# [Collected data entries]
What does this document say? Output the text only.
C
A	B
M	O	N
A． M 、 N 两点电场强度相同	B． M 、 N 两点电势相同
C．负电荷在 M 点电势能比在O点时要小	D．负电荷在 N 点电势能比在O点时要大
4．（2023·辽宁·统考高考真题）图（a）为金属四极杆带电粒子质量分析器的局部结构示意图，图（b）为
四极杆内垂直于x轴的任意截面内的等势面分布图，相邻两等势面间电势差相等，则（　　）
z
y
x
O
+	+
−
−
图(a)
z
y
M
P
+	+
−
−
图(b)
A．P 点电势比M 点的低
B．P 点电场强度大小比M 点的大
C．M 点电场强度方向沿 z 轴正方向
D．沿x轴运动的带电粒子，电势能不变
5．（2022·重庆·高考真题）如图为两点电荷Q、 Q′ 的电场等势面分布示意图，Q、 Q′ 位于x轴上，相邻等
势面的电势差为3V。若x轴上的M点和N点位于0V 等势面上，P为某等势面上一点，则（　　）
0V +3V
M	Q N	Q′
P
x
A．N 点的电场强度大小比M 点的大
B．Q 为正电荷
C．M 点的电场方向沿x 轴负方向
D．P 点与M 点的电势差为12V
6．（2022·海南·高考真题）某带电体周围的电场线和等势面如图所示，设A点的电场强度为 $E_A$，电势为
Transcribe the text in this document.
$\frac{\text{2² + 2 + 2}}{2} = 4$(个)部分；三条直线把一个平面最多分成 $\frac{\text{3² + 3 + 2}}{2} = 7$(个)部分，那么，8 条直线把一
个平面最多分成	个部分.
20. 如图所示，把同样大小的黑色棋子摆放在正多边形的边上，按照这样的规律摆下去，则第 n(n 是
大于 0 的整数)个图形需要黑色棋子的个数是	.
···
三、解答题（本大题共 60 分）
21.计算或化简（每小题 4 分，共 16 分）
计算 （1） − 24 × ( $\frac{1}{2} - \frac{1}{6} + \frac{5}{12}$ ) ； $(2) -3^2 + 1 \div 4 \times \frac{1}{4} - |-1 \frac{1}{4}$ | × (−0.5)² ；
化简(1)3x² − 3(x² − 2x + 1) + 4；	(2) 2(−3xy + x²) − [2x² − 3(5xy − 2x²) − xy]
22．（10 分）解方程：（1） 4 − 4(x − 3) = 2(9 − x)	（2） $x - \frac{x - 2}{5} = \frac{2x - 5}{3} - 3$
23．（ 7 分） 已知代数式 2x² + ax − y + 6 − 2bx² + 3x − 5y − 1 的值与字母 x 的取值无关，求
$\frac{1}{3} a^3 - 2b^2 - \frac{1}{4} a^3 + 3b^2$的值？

# [Requirement]
Make an exact copy of every line in the data.

# [Answer to this problem]
What does this document say? Output the text only.
C
A	B
M	O	N
A． M 、 N 两点电场强度相同	B． M 、 N 两点电势相同
C．负电荷在 M 点电势能比在O点时要小	D．负电荷在 N 点电势能比在O点时要大
4．（2023·辽宁·统考高考真题）图（a）为金属四极杆带电粒子质量分析器的局部结构示意图，图（b）为
四极杆内垂直于x轴的任意截面内的等势面分布图，相邻两等势面间电势差相等，则（　　）
z
y
x
O
+	+
−
−
图(a)
z
y
M
P
+	+
−
−
图(b)
A．P 点电势比M 点的低
B．P 点电场强度大小比M 点的大
C．M 点电场强度方向沿 z 轴正方向
D．沿x轴运动的带电粒子，电势能不变
5．（2022·重庆·高考真题）如图为两点电荷Q、 Q′ 的电场等势面分布示意图，Q、 Q′ 位于x轴上，相邻等
势面的电势差为3V。若x轴上的M点和N点位于0V 等势面上，P为某等势面上一点，则（　　）
0V +3V
M	Q N	Q′
P
x
A．N 点的电场强度大小比M 点的大
B．Q 为正电荷
C．M 点的电场方向沿x 轴负方向
D．P 点与M 点的电势差为12V
6．（2022·海南·高考真题）某带电体周围的电场线和等势面如图所示，设A点的电场强度为 $E_A$，电势为
Transcribe the text in this document.
$\frac{\text{2² + 2 + 2}}{2} = 4$(个)部分；三条直线把一个平面最多分成 $\frac{\text{3² + 3 + 2}}{2} = 7$(个)部分，那么，8 条直线把一
个平面最多分成	个部分.
20. 如图所示，把同样大小的黑色棋子摆放在正多边形的边上，按照这样的规律摆下去，则第 n(n 是
大于 0 的整数)个图形需要黑色棋子的个数是	.
···
三、解答题（本大题共 60 分）
21.计算或化简（每小题 4 分，共 16 分）
计算 （1） − 24 × ( $\frac{1}{2} - \frac{1}{6} + \frac{5}{12}$ ) ； $(2) -3^2 + 1 \div 4 \times \frac{1}{4} - |-1 \frac{1}{4}$ | × (−0.5)² ；
化简(1)3x² − 3(x² − 2x + 1) + 4；	(2) 2(−3xy + x²) − [2x² − 3(5xy − 2x²) − xy]
22．（10 分）解方程：（1） 4 − 4(x − 3) = 2(9 − x)	（2） $x - \frac{x - 2}{5} = \frac{2x - 5}{3} - 3$
23．（ 7 分） 已知代数式 2x² + ax − y + 6 − 2bx² + 3x − 5y − 1 的值与字母 x 的取值无关，求
$\frac{1}{3} a^3 - 2b^2 - \frac{1}{4} a^3 + 3b^2$的值？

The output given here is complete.